(Dataset items)

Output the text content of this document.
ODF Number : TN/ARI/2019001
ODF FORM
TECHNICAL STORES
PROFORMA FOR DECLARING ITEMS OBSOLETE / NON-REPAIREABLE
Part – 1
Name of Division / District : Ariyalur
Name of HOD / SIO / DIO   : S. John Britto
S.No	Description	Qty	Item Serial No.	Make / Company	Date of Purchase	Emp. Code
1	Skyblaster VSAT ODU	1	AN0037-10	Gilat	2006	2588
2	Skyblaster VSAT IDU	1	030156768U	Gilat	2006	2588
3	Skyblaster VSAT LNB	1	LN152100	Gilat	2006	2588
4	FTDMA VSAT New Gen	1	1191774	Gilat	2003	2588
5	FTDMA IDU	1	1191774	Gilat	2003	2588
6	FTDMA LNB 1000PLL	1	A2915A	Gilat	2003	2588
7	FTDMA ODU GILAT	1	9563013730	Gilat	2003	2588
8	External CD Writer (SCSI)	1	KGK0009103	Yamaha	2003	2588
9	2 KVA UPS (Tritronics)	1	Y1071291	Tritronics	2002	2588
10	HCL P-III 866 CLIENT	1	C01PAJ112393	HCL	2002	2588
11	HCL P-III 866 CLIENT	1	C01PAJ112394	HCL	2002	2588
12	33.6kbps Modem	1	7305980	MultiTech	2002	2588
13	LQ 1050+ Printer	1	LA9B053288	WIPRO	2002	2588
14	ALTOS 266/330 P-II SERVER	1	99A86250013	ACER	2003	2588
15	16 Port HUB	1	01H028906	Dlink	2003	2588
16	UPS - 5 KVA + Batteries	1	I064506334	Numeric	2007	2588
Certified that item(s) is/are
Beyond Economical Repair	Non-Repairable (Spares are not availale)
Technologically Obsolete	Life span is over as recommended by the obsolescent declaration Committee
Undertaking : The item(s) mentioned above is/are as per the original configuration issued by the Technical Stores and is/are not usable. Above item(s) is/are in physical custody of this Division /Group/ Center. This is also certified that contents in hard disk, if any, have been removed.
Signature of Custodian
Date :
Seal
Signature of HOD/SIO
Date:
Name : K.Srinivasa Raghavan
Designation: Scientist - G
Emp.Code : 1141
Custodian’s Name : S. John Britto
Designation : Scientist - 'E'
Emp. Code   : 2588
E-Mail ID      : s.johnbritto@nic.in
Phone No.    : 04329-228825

■ **What is asked**:
Set down the listing above in full, please, exactly as it appears.

■ **Result of the exercise**:
Output the text content of this document.
ODF Number : TN/ARI/2019001
ODF FORM
TECHNICAL STORES
PROFORMA FOR DECLARING ITEMS OBSOLETE / NON-REPAIREABLE
Part – 1
Name of Division / District : Ariyalur
Name of HOD / SIO / DIO   : S. John Britto
S.No	Description	Qty	Item Serial No.	Make / Company	Date of Purchase	Emp. Code
1	Skyblaster VSAT ODU	1	AN0037-10	Gilat	2006	2588
2	Skyblaster VSAT IDU	1	030156768U	Gilat	2006	2588
3	Skyblaster VSAT LNB	1	LN152100	Gilat	2006	2588
4	FTDMA VSAT New Gen	1	1191774	Gilat	2003	2588
5	FTDMA IDU	1	1191774	Gilat	2003	2588
6	FTDMA LNB 1000PLL	1	A2915A	Gilat	2003	2588
7	FTDMA ODU GILAT	1	9563013730	Gilat	2003	2588
8	External CD Writer (SCSI)	1	KGK0009103	Yamaha	2003	2588
9	2 KVA UPS (Tritronics)	1	Y1071291	Tritronics	2002	2588
10	HCL P-III 866 CLIENT	1	C01PAJ112393	HCL	2002	2588
11	HCL P-III 866 CLIENT	1	C01PAJ112394	HCL	2002	2588
12	33.6kbps Modem	1	7305980	MultiTech	2002	2588
13	LQ 1050+ Printer	1	LA9B053288	WIPRO	2002	2588
14	ALTOS 266/330 P-II SERVER	1	99A86250013	ACER	2003	2588
15	16 Port HUB	1	01H028906	Dlink	2003	2588
16	UPS - 5 KVA + Batteries	1	I064506334	Numeric	2007	2588
Certified that item(s) is/are
Beyond Economical Repair	Non-Repairable (Spares are not availale)
Technologically Obsolete	Life span is over as recommended by the obsolescent declaration Committee
Undertaking : The item(s) mentioned above is/are as per the original configuration issued by the Technical Stores and is/are not usable. Above item(s) is/are in physical custody of this Division /Group/ Center. This is also certified that contents in hard disk, if any, have been removed.
Signature of Custodian
Date :
Seal
Signature of HOD/SIO
Date:
Name : K.Srinivasa Raghavan
Designation: Scientist - G
Emp.Code : 1141
Custodian’s Name : S. John Britto
Designation : Scientist - 'E'
Emp. Code   : 2588
E-Mail ID      : s.johnbritto@nic.in
Phone No.    : 04329-228825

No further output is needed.